[Data entries]

.....

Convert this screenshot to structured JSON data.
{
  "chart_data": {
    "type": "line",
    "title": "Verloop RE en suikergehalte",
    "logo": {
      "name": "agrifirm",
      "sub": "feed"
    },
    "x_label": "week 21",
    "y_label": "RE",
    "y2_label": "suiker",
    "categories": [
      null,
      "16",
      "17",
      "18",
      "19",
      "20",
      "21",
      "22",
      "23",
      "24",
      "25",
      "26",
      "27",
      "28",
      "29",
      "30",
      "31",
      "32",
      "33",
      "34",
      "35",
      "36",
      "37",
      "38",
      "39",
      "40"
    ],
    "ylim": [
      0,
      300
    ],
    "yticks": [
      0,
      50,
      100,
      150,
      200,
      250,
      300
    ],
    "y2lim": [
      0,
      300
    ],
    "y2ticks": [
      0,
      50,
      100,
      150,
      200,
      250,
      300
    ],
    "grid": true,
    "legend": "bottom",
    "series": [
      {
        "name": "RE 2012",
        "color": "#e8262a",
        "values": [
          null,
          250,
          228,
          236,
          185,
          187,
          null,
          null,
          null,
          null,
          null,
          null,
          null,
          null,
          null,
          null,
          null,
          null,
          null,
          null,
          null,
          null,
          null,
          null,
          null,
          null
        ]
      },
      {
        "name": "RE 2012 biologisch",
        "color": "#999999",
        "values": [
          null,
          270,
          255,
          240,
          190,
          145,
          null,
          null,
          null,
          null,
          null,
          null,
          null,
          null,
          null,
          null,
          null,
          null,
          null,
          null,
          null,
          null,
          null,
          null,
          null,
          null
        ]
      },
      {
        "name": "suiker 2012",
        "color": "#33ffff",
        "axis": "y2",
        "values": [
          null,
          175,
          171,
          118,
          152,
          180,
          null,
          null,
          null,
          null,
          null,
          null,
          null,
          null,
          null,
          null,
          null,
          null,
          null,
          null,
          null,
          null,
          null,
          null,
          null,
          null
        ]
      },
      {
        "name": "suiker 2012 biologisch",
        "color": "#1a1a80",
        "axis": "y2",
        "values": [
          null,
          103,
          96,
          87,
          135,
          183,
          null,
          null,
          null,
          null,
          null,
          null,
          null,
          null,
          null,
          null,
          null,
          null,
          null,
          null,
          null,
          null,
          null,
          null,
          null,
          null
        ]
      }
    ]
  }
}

.....

[What you will do]
Nothing in the listing may be changed; retype it all exactly.

[Task response]
Convert this screenshot to structured JSON data.
{
  "chart_data": {
    "type": "line",
    "title": "Verloop RE en suikergehalte",
    "logo": {
      "name": "agrifirm",
      "sub": "feed"
    },
    "x_label": "week 21",
    "y_label": "RE",
    "y2_label": "suiker",
    "categories": [
      null,
      "16",
      "17",
      "18",
      "19",
      "20",
      "21",
      "22",
      "23",
      "24",
      "25",
      "26",
      "27",
      "28",
      "29",
      "30",
      "31",
      "32",
      "33",
      "34",
      "35",
      "36",
      "37",
      "38",
      "39",
      "40"
    ],
    "ylim": [
      0,
      300
    ],
    "yticks": [
      0,
      50,
      100,
      150,
      200,
      250,
      300
    ],
    "y2lim": [
      0,
      300
    ],
    "y2ticks": [
      0,
      50,
      100,
      150,
      200,
      250,
      300
    ],
    "grid": true,
    "legend": "bottom",
    "series": [
      {
        "name": "RE 2012",
        "color": "#e8262a",
        "values": [
          null,
          250,
          228,
          236,
          185,
          187,
          null,
          null,
          null,
          null,
          null,
          null,
          null,
          null,
          null,
          null,
          null,
          null,
          null,
          null,
          null,
          null,
          null,
          null,
          null,
          null
        ]
      },
      {
        "name": "RE 2012 biologisch",
        "color": "#999999",
        "values": [
          null,
          270,
          255,
          240,
          190,
          145,
          null,
          null,
          null,
          null,
          null,
          null,
          null,
          null,
          null,
          null,
          null,
          null,
          null,
          null,
          null,
          null,
          null,
          null,
          null,
          null
        ]
      },
      {
        "name": "suiker 2012",
        "color": "#33ffff",
        "axis": "y2",
        "values": [
          null,
          175,
          171,
          118,
          152,
          180,
          null,
          null,
          null,
          null,
          null,
          null,
          null,
          null,
          null,
          null,
          null,
          null,
          null,
          null,
          null,
          null,
          null,
          null,
          null,
          null
        ]
      },
      {
        "name": "suiker 2012 biologisch",
        "color": "#1a1a80",
        "axis": "y2",
        "values": [
          null,
          103,
          96,
          87,
          135,
          183,
          null,
          null,
          null,
          null,
          null,
          null,
          null,
          null,
          null,
          null,
          null,
          null,
          null,
          null,
          null,
          null,
          null,
          null,
          null,
          null
        ]
      }
    ]
  }
}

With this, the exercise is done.